■ Written problem ■
Would you transcribe the listing that follows, character for character, and omit its images?

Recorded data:
/---

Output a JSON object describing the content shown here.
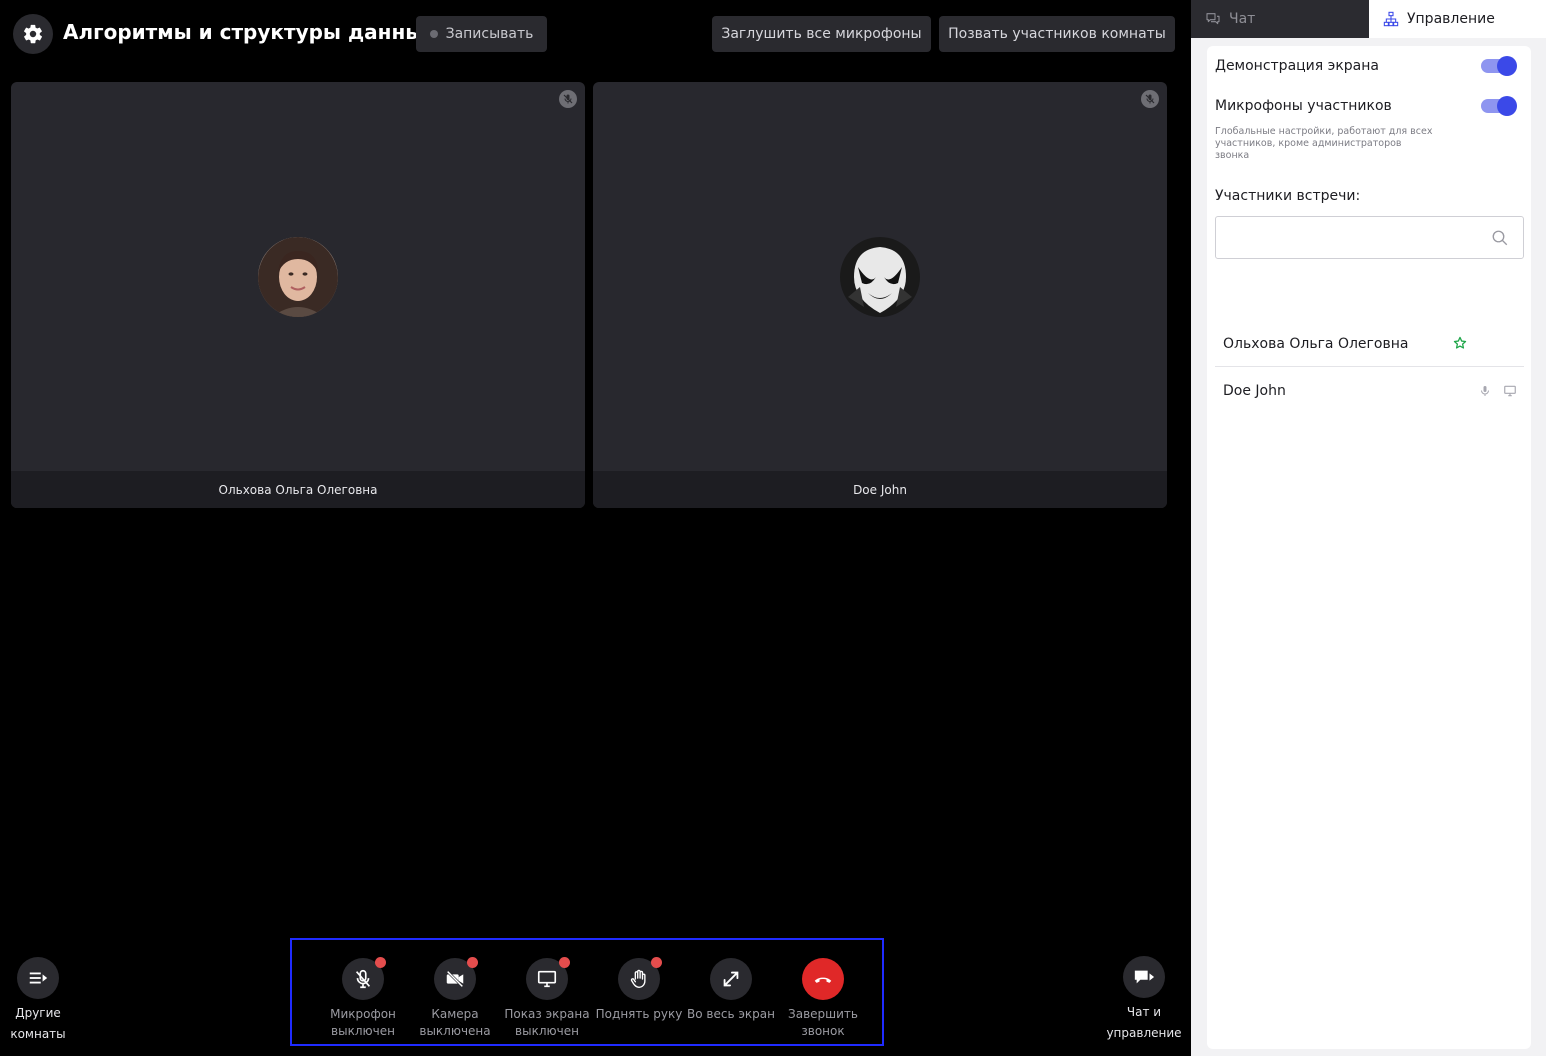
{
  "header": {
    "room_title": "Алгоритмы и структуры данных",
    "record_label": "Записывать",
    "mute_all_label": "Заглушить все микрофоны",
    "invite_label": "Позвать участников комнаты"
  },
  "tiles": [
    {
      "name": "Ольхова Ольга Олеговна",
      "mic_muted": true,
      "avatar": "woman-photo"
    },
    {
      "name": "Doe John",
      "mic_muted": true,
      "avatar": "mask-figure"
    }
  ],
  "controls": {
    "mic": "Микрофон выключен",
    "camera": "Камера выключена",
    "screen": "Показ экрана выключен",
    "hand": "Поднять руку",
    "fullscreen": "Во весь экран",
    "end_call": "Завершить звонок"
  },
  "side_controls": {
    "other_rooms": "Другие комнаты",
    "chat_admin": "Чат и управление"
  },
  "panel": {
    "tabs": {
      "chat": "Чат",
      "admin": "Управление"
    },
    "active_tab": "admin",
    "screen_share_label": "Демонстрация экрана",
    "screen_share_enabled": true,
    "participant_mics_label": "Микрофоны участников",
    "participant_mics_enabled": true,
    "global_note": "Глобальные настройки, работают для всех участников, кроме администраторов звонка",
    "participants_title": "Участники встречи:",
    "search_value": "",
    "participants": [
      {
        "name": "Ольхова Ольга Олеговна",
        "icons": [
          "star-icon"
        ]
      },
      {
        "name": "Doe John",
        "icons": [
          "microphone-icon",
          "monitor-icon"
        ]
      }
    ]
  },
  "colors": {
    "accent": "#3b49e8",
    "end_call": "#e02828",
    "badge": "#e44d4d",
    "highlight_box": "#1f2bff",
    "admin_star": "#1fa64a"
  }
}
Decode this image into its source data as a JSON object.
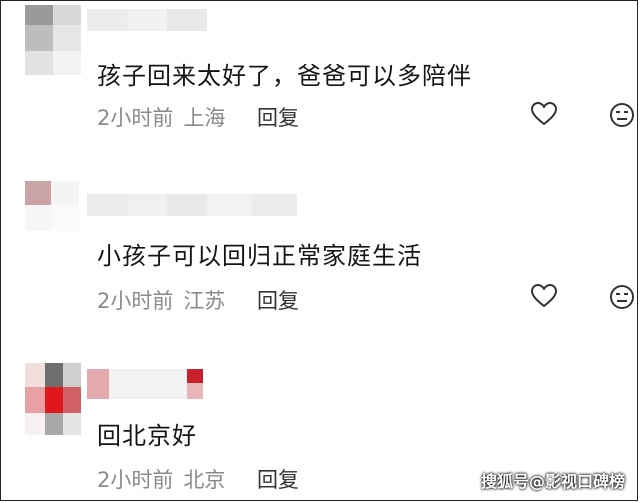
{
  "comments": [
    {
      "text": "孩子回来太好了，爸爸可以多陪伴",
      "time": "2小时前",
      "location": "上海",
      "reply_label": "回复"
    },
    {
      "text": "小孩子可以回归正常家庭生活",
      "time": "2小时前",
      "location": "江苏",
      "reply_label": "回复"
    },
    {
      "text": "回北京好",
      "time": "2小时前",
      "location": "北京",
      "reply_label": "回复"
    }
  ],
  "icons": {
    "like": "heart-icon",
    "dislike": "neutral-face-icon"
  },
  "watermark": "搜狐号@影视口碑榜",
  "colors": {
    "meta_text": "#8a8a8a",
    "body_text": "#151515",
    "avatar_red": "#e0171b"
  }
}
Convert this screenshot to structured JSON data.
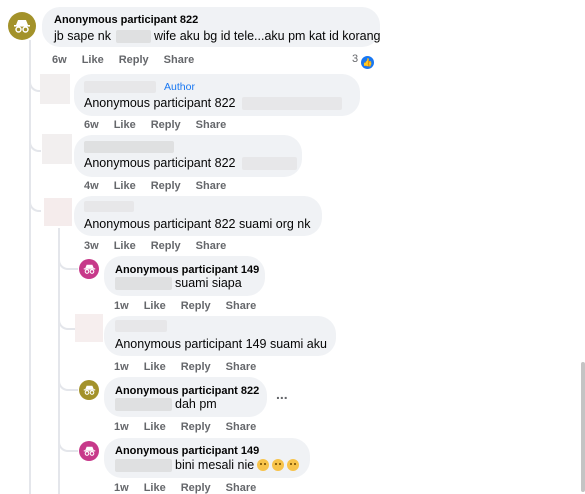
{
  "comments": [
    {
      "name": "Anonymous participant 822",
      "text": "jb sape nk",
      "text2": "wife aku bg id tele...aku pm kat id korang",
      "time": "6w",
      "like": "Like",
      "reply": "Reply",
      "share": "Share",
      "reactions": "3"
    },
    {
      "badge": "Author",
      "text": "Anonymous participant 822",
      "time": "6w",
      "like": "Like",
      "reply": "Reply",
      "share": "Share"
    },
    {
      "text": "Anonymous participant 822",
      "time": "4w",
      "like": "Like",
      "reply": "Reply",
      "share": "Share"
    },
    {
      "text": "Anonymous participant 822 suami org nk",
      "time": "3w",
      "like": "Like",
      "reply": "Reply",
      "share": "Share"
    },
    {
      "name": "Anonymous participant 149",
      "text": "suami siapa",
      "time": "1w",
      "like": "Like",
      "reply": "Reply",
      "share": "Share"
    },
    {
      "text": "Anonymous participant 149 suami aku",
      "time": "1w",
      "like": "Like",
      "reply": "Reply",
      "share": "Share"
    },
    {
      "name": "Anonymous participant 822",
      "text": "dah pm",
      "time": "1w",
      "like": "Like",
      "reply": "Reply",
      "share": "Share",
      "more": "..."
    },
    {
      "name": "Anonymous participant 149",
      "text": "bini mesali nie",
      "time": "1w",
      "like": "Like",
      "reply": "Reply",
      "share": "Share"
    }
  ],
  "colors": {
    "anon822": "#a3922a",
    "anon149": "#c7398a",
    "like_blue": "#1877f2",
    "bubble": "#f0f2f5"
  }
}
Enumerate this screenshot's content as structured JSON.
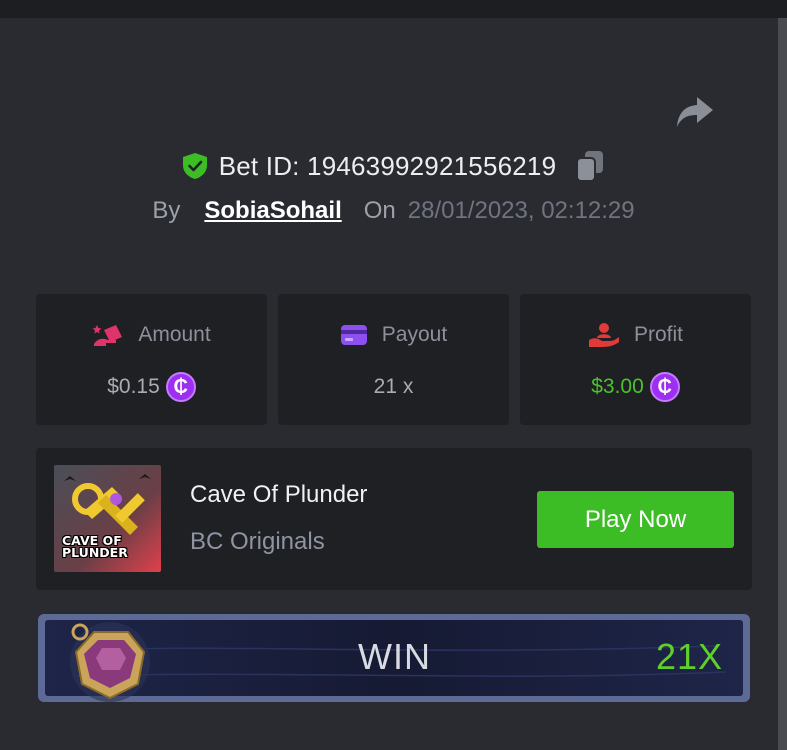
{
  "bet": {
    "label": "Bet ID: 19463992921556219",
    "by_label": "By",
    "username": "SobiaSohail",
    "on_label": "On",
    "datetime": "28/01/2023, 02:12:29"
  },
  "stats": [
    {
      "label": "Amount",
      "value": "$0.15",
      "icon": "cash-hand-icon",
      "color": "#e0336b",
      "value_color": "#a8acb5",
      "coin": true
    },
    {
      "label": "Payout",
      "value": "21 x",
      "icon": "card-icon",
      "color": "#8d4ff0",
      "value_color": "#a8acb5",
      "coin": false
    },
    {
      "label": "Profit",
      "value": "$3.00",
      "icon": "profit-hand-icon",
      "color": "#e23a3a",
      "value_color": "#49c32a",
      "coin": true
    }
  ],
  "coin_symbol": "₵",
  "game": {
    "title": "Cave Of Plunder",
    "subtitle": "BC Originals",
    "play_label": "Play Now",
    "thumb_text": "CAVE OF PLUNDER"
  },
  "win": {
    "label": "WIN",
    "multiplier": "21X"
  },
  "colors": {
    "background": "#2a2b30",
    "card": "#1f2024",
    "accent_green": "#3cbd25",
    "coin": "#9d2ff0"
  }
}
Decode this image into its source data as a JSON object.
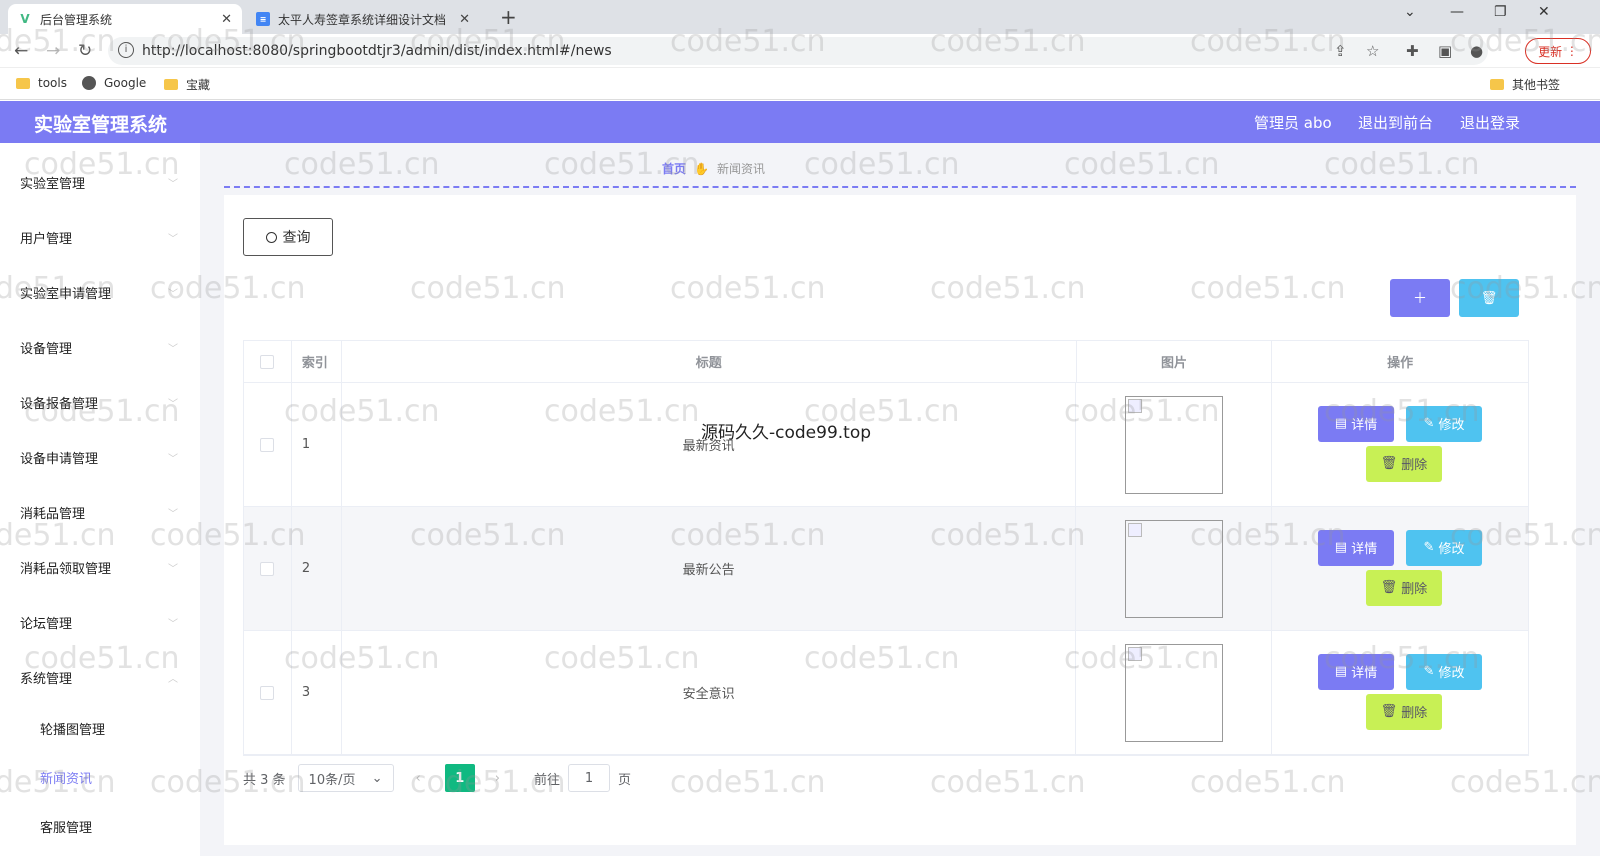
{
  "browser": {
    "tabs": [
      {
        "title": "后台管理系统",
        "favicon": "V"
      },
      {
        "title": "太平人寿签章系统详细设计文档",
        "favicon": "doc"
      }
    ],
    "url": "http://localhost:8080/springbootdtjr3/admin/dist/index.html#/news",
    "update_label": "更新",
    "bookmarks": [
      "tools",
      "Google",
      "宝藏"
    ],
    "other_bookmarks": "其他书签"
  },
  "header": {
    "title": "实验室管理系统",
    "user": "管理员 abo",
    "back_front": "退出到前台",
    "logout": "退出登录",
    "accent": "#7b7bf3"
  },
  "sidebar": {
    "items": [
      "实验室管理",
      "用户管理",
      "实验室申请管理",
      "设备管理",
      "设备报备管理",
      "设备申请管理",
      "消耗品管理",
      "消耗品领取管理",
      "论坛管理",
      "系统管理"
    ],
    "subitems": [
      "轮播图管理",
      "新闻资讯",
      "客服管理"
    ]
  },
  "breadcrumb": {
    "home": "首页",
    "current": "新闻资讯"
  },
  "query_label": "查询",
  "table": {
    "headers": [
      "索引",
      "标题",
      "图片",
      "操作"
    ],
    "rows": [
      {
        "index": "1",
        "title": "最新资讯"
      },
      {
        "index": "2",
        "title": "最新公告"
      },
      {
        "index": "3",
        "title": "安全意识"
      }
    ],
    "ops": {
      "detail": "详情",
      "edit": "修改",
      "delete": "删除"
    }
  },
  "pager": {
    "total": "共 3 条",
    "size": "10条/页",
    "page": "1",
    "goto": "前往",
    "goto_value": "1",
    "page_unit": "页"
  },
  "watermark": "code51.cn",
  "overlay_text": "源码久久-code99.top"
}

\---

■ Reply ■
Output a JSON object describing the content shown here.
{
  "header": {
    "room_title": "Алгоритмы и структуры данных",
    "record_label": "Записывать",
    "mute_all_label": "Заглушить все микрофоны",
    "invite_label": "Позвать участников комнаты"
  },
  "tiles": [
    {
      "name": "Ольхова Ольга Олеговна",
      "mic_muted": true,
      "avatar": "woman-photo"
    },
    {
      "name": "Doe John",
      "mic_muted": true,
      "avatar": "mask-figure"
    }
  ],
  "controls": {
    "mic": "Микрофон выключен",
    "camera": "Камера выключена",
    "screen": "Показ экрана выключен",
    "hand": "Поднять руку",
    "fullscreen": "Во весь экран",
    "end_call": "Завершить звонок"
  },
  "side_controls": {
    "other_rooms": "Другие комнаты",
    "chat_admin": "Чат и управление"
  },
  "panel": {
    "tabs": {
      "chat": "Чат",
      "admin": "Управление"
    },
    "active_tab": "admin",
    "screen_share_label": "Демонстрация экрана",
    "screen_share_enabled": true,
    "participant_mics_label": "Микрофоны участников",
    "participant_mics_enabled": true,
    "global_note": "Глобальные настройки, работают для всех участников, кроме администраторов звонка",
    "participants_title": "Участники встречи:",
    "search_value": "",
    "participants": [
      {
        "name": "Ольхова Ольга Олеговна",
        "icons": [
          "star-icon"
        ]
      },
      {
        "name": "Doe John",
        "icons": [
          "microphone-icon",
          "monitor-icon"
        ]
      }
    ]
  },
  "colors": {
    "accent": "#3b49e8",
    "end_call": "#e02828",
    "badge": "#e44d4d",
    "highlight_box": "#1f2bff",
    "admin_star": "#1fa64a"
  }
}
Decode this image into its source data as a JSON object.
{
  "comments": [
    {
      "text": "孩子回来太好了，爸爸可以多陪伴",
      "time": "2小时前",
      "location": "上海",
      "reply_label": "回复"
    },
    {
      "text": "小孩子可以回归正常家庭生活",
      "time": "2小时前",
      "location": "江苏",
      "reply_label": "回复"
    },
    {
      "text": "回北京好",
      "time": "2小时前",
      "location": "北京",
      "reply_label": "回复"
    }
  ],
  "icons": {
    "like": "heart-icon",
    "dislike": "neutral-face-icon"
  },
  "watermark": "搜狐号@影视口碑榜",
  "colors": {
    "meta_text": "#8a8a8a",
    "body_text": "#151515",
    "avatar_red": "#e0171b"
  }
}
Convert this screenshot to structured JSON data.
{
  "comments": [
    {
      "name": "Anonymous participant 822",
      "text": "jb sape nk",
      "text2": "wife aku bg id tele...aku pm kat id korang",
      "time": "6w",
      "like": "Like",
      "reply": "Reply",
      "share": "Share",
      "reactions": "3"
    },
    {
      "badge": "Author",
      "text": "Anonymous participant 822",
      "time": "6w",
      "like": "Like",
      "reply": "Reply",
      "share": "Share"
    },
    {
      "text": "Anonymous participant 822",
      "time": "4w",
      "like": "Like",
      "reply": "Reply",
      "share": "Share"
    },
    {
      "text": "Anonymous participant 822 suami org nk",
      "time": "3w",
      "like": "Like",
      "reply": "Reply",
      "share": "Share"
    },
    {
      "name": "Anonymous participant 149",
      "text": "suami siapa",
      "time": "1w",
      "like": "Like",
      "reply": "Reply",
      "share": "Share"
    },
    {
      "text": "Anonymous participant 149 suami aku",
      "time": "1w",
      "like": "Like",
      "reply": "Reply",
      "share": "Share"
    },
    {
      "name": "Anonymous participant 822",
      "text": "dah pm",
      "time": "1w",
      "like": "Like",
      "reply": "Reply",
      "share": "Share",
      "more": "..."
    },
    {
      "name": "Anonymous participant 149",
      "text": "bini mesali nie",
      "time": "1w",
      "like": "Like",
      "reply": "Reply",
      "share": "Share"
    }
  ],
  "colors": {
    "anon822": "#a3922a",
    "anon149": "#c7398a",
    "like_blue": "#1877f2",
    "bubble": "#f0f2f5"
  }
}
Enumerate this screenshot's content as structured JSON.
{
  "bet": {
    "label": "Bet ID: 19463992921556219",
    "by_label": "By",
    "username": "SobiaSohail",
    "on_label": "On",
    "datetime": "28/01/2023, 02:12:29"
  },
  "stats": [
    {
      "label": "Amount",
      "value": "$0.15",
      "icon": "cash-hand-icon",
      "color": "#e0336b",
      "value_color": "#a8acb5",
      "coin": true
    },
    {
      "label": "Payout",
      "value": "21 x",
      "icon": "card-icon",
      "color": "#8d4ff0",
      "value_color": "#a8acb5",
      "coin": false
    },
    {
      "label": "Profit",
      "value": "$3.00",
      "icon": "profit-hand-icon",
      "color": "#e23a3a",
      "value_color": "#49c32a",
      "coin": true
    }
  ],
  "coin_symbol": "₵",
  "game": {
    "title": "Cave Of Plunder",
    "subtitle": "BC Originals",
    "play_label": "Play Now",
    "thumb_text": "CAVE OF PLUNDER"
  },
  "win": {
    "label": "WIN",
    "multiplier": "21X"
  },
  "colors": {
    "background": "#2a2b30",
    "card": "#1f2024",
    "accent_green": "#3cbd25",
    "coin": "#9d2ff0"
  }
}
Decode this image into its source data as a JSON object.
{
  "browser": {
    "tabs": [
      {
        "title": "后台管理系统",
        "favicon": "V"
      },
      {
        "title": "太平人寿签章系统详细设计文档",
        "favicon": "doc"
      }
    ],
    "url": "http://localhost:8080/springbootdtjr3/admin/dist/index.html#/news",
    "update_label": "更新",
    "bookmarks": [
      "tools",
      "Google",
      "宝藏"
    ],
    "other_bookmarks": "其他书签"
  },
  "header": {
    "title": "实验室管理系统",
    "user": "管理员 abo",
    "back_front": "退出到前台",
    "logout": "退出登录",
    "accent": "#7b7bf3"
  },
  "sidebar": {
    "items": [
      "实验室管理",
      "用户管理",
      "实验室申请管理",
      "设备管理",
      "设备报备管理",
      "设备申请管理",
      "消耗品管理",
      "消耗品领取管理",
      "论坛管理",
      "系统管理"
    ],
    "subitems": [
      "轮播图管理",
      "新闻资讯",
      "客服管理"
    ]
  },
  "breadcrumb": {
    "home": "首页",
    "current": "新闻资讯"
  },
  "query_label": "查询",
  "table": {
    "headers": [
      "索引",
      "标题",
      "图片",
      "操作"
    ],
    "rows": [
      {
        "index": "1",
        "title": "最新资讯"
      },
      {
        "index": "2",
        "title": "最新公告"
      },
      {
        "index": "3",
        "title": "安全意识"
      }
    ],
    "ops": {
      "detail": "详情",
      "edit": "修改",
      "delete": "删除"
    }
  },
  "pager": {
    "total": "共 3 条",
    "size": "10条/页",
    "page": "1",
    "goto": "前往",
    "goto_value": "1",
    "page_unit": "页"
  },
  "watermark": "code51.cn",
  "overlay_text": "源码久久-code99.top"
}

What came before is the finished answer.